EXERCISE BRIEF
Find the line containing "Output the text content of this document.". Return it and every line after it, unchanged, up to and including the last line.

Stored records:
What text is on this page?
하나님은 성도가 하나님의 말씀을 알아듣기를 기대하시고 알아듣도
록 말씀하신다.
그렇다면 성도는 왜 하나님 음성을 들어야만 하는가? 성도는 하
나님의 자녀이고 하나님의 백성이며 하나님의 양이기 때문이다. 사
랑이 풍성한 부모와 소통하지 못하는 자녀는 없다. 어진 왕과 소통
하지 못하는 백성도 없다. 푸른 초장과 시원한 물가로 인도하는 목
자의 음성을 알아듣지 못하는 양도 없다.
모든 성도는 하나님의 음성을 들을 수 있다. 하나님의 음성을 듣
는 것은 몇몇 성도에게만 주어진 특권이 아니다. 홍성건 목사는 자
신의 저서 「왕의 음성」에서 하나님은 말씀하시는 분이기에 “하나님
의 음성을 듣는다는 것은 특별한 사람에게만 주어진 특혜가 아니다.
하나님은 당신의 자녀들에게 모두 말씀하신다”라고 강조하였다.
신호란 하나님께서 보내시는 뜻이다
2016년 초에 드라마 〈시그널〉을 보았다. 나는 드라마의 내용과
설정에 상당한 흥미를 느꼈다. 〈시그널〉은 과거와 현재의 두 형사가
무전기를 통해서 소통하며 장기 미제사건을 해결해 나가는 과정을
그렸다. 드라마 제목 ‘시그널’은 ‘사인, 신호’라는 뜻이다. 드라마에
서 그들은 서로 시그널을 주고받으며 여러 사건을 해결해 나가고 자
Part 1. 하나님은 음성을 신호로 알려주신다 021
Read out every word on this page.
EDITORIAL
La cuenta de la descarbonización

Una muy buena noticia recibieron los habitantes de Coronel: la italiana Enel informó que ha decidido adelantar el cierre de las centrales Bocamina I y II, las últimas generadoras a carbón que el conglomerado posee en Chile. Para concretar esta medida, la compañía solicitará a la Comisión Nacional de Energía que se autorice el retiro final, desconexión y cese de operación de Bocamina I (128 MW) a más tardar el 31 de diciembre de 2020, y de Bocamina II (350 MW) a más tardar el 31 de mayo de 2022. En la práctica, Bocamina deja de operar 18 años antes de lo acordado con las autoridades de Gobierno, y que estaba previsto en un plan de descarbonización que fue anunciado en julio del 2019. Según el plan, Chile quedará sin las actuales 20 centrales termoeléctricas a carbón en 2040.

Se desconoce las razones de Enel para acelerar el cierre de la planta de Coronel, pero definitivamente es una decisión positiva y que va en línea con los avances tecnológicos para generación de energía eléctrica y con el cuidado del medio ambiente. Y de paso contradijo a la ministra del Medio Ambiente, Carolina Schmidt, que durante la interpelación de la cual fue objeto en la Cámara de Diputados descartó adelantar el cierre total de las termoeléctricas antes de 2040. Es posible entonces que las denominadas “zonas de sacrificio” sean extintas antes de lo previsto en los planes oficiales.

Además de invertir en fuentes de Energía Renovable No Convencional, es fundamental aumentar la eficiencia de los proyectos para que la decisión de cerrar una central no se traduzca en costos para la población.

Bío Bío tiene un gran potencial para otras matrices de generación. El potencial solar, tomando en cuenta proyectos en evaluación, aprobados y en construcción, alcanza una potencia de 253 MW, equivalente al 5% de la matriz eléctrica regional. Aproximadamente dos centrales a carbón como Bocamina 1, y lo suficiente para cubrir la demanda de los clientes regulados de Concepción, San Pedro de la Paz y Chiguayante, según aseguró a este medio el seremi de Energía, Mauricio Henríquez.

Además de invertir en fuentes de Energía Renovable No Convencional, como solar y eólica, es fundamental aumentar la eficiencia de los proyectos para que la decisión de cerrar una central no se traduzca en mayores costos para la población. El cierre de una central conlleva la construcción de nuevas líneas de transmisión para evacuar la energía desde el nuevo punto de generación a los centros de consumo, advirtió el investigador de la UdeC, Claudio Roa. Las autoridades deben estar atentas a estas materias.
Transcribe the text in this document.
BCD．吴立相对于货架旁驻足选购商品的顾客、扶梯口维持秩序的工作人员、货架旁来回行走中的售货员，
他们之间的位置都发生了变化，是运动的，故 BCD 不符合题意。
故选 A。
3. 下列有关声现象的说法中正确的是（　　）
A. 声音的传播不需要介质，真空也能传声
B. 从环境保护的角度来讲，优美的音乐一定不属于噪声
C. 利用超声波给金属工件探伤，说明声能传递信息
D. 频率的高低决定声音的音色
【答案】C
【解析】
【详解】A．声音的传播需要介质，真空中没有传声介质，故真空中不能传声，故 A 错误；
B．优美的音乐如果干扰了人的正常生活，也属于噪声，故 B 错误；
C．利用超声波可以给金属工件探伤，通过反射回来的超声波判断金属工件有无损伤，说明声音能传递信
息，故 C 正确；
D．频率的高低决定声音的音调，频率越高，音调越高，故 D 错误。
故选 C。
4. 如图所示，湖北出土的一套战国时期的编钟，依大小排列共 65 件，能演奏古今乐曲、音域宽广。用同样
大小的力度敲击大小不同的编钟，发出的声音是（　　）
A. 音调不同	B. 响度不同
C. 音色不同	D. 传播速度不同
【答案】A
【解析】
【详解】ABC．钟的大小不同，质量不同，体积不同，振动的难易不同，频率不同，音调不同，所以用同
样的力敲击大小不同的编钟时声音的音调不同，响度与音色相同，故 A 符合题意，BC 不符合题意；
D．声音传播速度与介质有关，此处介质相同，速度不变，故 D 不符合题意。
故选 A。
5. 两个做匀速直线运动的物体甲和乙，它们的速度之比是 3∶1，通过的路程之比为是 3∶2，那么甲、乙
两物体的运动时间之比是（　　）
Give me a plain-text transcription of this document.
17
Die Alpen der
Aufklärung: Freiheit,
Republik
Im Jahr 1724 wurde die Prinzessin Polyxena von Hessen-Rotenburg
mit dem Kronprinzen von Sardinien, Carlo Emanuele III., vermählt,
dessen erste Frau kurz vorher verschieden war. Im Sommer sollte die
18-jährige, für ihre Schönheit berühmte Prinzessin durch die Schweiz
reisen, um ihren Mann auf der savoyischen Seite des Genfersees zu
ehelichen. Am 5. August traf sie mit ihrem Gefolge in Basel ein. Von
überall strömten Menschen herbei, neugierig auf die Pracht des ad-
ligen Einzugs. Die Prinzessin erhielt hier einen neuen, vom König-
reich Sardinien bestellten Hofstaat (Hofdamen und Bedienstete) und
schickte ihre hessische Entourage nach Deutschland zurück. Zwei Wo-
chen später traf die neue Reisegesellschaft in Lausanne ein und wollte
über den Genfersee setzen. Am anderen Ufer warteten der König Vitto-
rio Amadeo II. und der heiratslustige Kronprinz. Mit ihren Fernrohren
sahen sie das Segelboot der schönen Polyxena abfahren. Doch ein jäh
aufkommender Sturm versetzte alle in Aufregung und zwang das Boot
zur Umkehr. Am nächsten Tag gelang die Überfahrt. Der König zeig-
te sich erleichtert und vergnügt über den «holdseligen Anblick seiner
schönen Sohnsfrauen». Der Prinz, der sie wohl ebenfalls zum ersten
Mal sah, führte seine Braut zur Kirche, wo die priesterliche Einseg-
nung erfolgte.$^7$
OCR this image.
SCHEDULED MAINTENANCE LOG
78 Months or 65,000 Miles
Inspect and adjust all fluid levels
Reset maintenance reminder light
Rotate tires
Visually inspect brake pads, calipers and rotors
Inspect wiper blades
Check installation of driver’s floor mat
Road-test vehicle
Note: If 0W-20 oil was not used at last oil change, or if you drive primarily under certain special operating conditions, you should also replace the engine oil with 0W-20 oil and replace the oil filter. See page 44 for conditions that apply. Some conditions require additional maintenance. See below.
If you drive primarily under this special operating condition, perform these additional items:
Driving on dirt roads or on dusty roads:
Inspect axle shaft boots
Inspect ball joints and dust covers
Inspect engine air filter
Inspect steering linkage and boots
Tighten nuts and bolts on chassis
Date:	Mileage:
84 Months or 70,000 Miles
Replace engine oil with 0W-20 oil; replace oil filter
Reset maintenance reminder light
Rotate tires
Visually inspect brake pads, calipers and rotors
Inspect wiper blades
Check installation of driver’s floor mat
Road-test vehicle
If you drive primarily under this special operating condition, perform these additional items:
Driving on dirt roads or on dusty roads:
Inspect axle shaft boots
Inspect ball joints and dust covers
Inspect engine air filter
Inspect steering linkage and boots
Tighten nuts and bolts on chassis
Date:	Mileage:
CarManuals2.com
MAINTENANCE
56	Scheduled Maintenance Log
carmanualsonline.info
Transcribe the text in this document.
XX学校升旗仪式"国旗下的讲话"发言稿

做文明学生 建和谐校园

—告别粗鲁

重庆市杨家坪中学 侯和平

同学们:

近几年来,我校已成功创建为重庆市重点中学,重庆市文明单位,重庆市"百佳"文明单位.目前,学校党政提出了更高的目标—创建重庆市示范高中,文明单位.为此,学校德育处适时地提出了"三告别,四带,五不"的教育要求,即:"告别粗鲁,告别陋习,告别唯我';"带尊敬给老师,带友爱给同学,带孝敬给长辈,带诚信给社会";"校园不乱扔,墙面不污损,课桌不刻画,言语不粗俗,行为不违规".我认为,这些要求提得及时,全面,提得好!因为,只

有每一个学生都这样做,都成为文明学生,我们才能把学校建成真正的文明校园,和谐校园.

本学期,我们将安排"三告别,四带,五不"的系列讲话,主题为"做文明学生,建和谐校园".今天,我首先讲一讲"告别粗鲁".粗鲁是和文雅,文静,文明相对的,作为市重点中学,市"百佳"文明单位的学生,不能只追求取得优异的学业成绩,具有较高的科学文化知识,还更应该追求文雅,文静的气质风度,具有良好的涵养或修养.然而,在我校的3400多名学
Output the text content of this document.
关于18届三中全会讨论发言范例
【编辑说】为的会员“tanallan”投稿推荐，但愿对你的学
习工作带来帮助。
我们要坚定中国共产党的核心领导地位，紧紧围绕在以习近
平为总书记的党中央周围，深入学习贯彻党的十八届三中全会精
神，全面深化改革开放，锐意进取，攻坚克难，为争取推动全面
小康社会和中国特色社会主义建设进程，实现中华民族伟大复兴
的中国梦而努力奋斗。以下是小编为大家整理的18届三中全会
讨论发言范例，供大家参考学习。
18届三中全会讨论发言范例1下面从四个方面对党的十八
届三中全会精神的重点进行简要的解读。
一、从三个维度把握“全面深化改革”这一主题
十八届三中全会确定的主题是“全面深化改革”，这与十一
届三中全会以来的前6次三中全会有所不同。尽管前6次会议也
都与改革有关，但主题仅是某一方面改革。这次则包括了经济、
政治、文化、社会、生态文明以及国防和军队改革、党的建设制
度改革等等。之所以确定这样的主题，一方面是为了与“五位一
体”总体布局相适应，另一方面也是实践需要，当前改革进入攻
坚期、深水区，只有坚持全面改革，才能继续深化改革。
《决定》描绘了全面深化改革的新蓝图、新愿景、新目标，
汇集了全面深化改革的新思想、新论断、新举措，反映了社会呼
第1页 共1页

PROBLEM SOLUTION
Output the text content of this document.
关于18届三中全会讨论发言范例
【编辑说】为的会员“tanallan”投稿推荐，但愿对你的学
习工作带来帮助。
我们要坚定中国共产党的核心领导地位，紧紧围绕在以习近
平为总书记的党中央周围，深入学习贯彻党的十八届三中全会精
神，全面深化改革开放，锐意进取，攻坚克难，为争取推动全面
小康社会和中国特色社会主义建设进程，实现中华民族伟大复兴
的中国梦而努力奋斗。以下是小编为大家整理的18届三中全会
讨论发言范例，供大家参考学习。
18届三中全会讨论发言范例1下面从四个方面对党的十八
届三中全会精神的重点进行简要的解读。
一、从三个维度把握“全面深化改革”这一主题
十八届三中全会确定的主题是“全面深化改革”，这与十一
届三中全会以来的前6次三中全会有所不同。尽管前6次会议也
都与改革有关，但主题仅是某一方面改革。这次则包括了经济、
政治、文化、社会、生态文明以及国防和军队改革、党的建设制
度改革等等。之所以确定这样的主题，一方面是为了与“五位一
体”总体布局相适应，另一方面也是实践需要，当前改革进入攻
坚期、深水区，只有坚持全面改革，才能继续深化改革。
《决定》描绘了全面深化改革的新蓝图、新愿景、新目标，
汇集了全面深化改革的新思想、新论断、新举措，反映了社会呼
第1页 共1页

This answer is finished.